== EXERCISE INPUT ==

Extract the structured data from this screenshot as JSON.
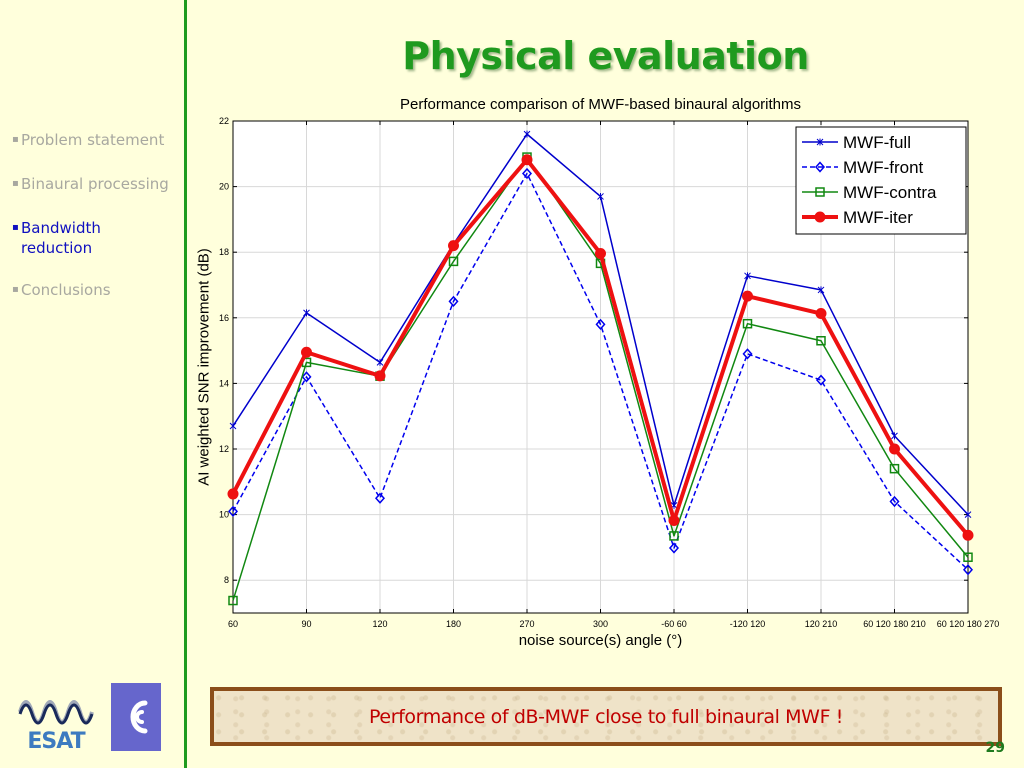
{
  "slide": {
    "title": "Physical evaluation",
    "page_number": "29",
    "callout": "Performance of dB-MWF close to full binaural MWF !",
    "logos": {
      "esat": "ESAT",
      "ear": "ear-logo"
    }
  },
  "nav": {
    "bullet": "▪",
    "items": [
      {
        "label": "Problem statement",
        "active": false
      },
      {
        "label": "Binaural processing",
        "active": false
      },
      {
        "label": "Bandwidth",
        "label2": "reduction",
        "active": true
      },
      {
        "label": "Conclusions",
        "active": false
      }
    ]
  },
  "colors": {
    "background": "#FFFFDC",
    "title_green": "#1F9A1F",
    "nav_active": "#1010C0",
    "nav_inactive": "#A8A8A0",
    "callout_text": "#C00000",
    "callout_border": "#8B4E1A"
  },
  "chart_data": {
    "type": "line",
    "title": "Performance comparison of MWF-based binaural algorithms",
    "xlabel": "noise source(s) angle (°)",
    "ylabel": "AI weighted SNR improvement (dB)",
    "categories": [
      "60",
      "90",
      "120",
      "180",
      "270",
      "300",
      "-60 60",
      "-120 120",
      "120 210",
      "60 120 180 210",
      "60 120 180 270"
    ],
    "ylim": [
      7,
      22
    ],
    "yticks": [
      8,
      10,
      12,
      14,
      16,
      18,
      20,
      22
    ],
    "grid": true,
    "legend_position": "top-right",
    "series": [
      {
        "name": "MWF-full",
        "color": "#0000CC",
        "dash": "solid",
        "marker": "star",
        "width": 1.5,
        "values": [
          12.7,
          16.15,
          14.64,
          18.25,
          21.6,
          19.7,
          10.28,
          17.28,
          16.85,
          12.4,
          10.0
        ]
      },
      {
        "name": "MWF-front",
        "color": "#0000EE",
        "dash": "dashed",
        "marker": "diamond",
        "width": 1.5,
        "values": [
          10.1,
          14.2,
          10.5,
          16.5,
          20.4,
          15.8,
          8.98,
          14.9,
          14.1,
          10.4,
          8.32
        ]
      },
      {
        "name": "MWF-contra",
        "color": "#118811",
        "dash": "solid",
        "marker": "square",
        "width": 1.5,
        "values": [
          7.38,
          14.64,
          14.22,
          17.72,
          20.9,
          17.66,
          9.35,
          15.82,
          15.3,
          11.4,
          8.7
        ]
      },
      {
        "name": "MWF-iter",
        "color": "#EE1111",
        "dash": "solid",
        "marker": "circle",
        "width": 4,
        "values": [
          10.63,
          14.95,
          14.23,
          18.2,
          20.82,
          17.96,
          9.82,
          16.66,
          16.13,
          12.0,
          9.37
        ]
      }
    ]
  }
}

===

[REQUIREMENTS]:
Exactly how many lines in the data above contain the word "full"? Respond with the number and nothing more.

[WRITTEN RESPONSE]:
2